### Data listing
- - - - -
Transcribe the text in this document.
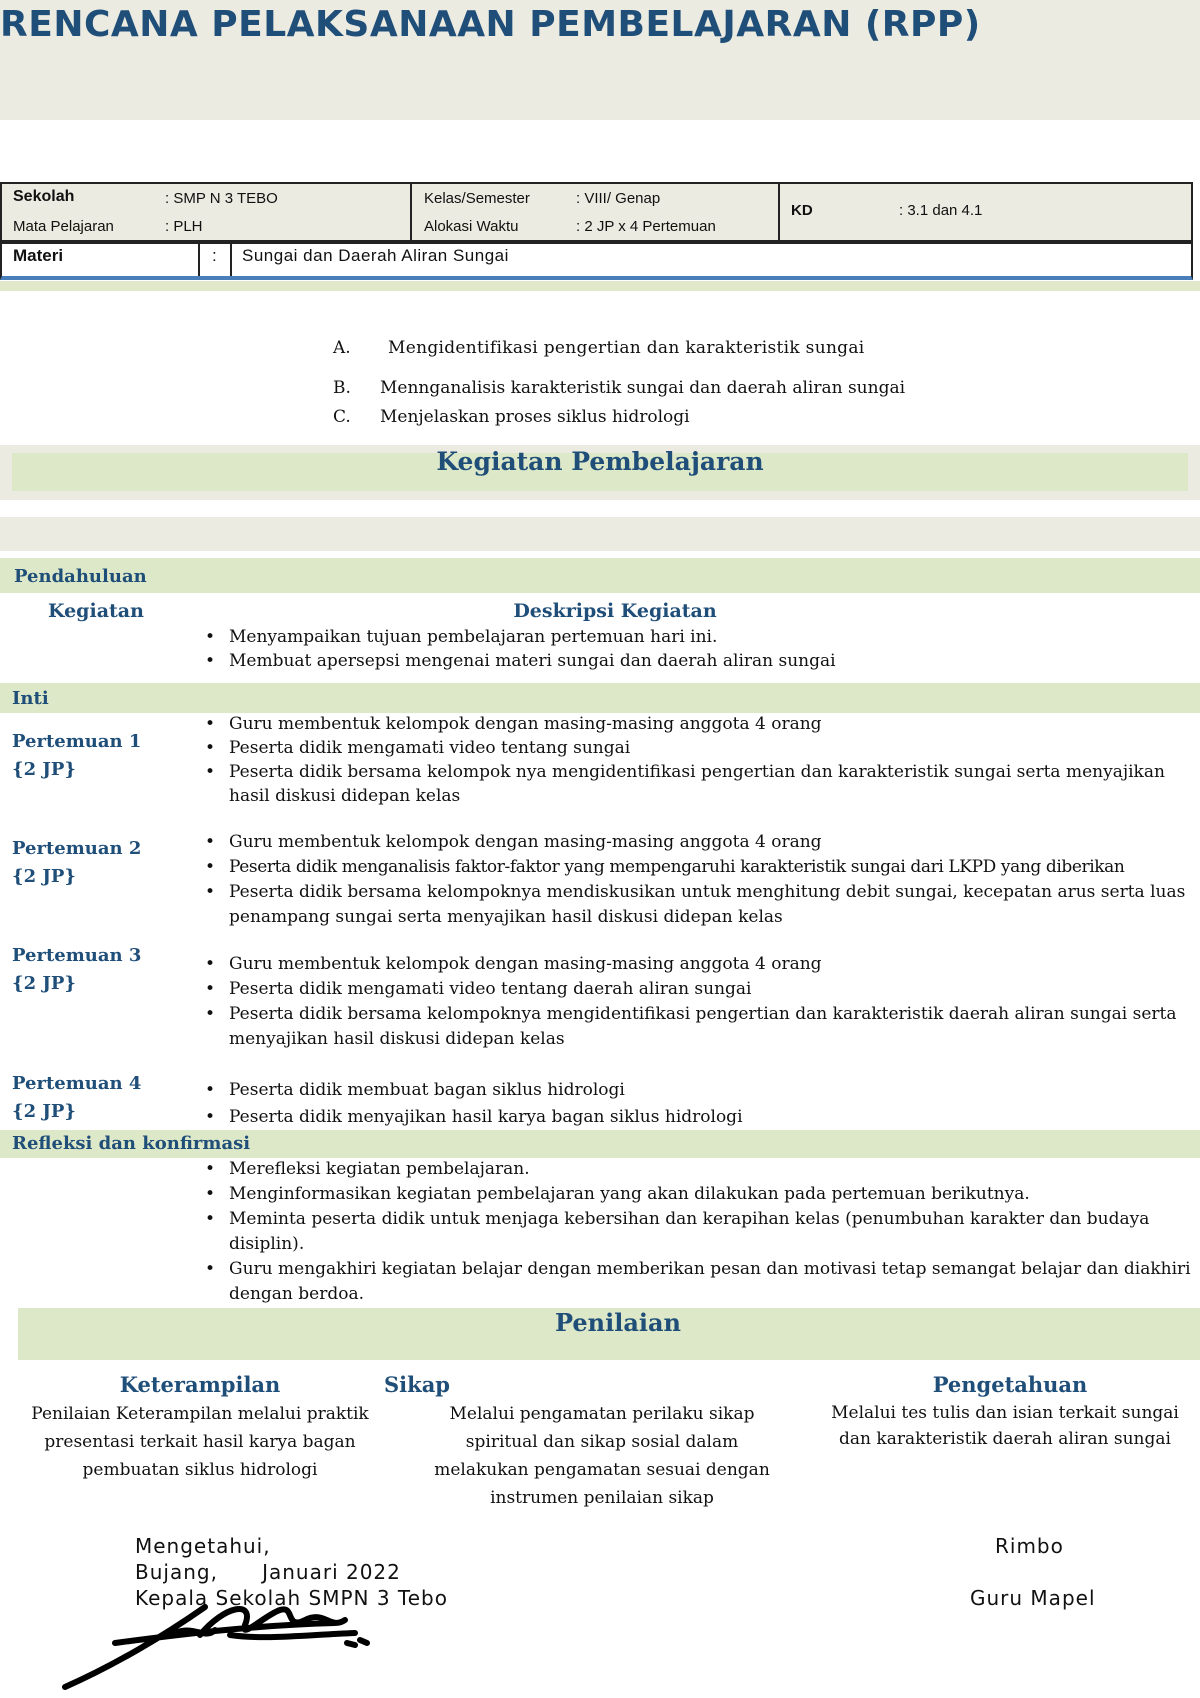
RENCANA PELAKSANAAN PEMBELAJARAN (RPP)
Sekolah	: SMP N 3 TEBO
Mata Pelajaran	: PLH
Kelas/Semester	: VIII/ Genap
Alokasi Waktu	: 2 JP x 4 Pertemuan
KD	: 3.1 dan 4.1
Materi	: Sungai dan Daerah Aliran Sungai
A. Mengidentifikasi pengertian dan karakteristik sungai
B. Mennganalisis karakteristik sungai dan daerah aliran sungai
C. Menjelaskan proses siklus hidrologi
Kegiatan Pembelajaran
Pendahuluan
Kegiatan	Deskripsi Kegiatan
• Menyampaikan tujuan pembelajaran pertemuan hari ini.
• Membuat apersepsi mengenai materi sungai dan daerah aliran sungai
Inti
Pertemuan 1
{2 JP}
• Guru membentuk kelompok dengan masing-masing anggota 4 orang
• Peserta didik mengamati video tentang sungai
• Peserta didik bersama kelompok nya mengidentifikasi pengertian dan karakteristik sungai serta menyajikan hasil diskusi didepan kelas
Pertemuan 2
{2 JP}
• Guru membentuk kelompok dengan masing-masing anggota 4 orang
• Peserta didik menganalisis faktor-faktor yang mempengaruhi karakteristik sungai dari LKPD yang diberikan
• Peserta didik bersama kelompoknya mendiskusikan untuk menghitung debit sungai, kecepatan arus serta luas penampang sungai serta menyajikan hasil diskusi didepan kelas
Pertemuan 3
{2 JP}
• Guru membentuk kelompok dengan masing-masing anggota 4 orang
• Peserta didik mengamati video tentang daerah aliran sungai
• Peserta didik bersama kelompoknya mengidentifikasi pengertian dan karakteristik daerah aliran sungai serta menyajikan hasil diskusi didepan kelas
Pertemuan 4
{2 JP}
• Peserta didik membuat bagan siklus hidrologi
• Peserta didik menyajikan hasil karya bagan siklus hidrologi
Refleksi dan konfirmasi
• Merefleksi kegiatan pembelajaran.
• Menginformasikan kegiatan pembelajaran yang akan dilakukan pada pertemuan berikutnya.
• Meminta peserta didik untuk menjaga kebersihan dan kerapihan kelas (penumbuhan karakter dan budaya disiplin).
• Guru mengakhiri kegiatan belajar dengan memberikan pesan dan motivasi tetap semangat belajar dan diakhiri dengan berdoa.
Penilaian
Keterampilan
Penilaian Keterampilan melalui praktik presentasi terkait hasil karya bagan pembuatan siklus hidrologi
Sikap
Melalui pengamatan perilaku sikap spiritual dan sikap sosial dalam melakukan pengamatan sesuai dengan instrumen penilaian sikap
Pengetahuan
Melalui tes tulis dan isian terkait sungai dan karakteristik daerah aliran sungai
Mengetahui,
Bujang,      Januari 2022
Kepala Sekolah SMPN 3 Tebo
Rimbo
Guru Mapel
- - - - -
### Requirement
Copy each line of the listing in which the word "tentang" can be found.

### Correct answer
• Peserta didik mengamati video tentang sungai
• Peserta didik mengamati video tentang daerah aliran sungai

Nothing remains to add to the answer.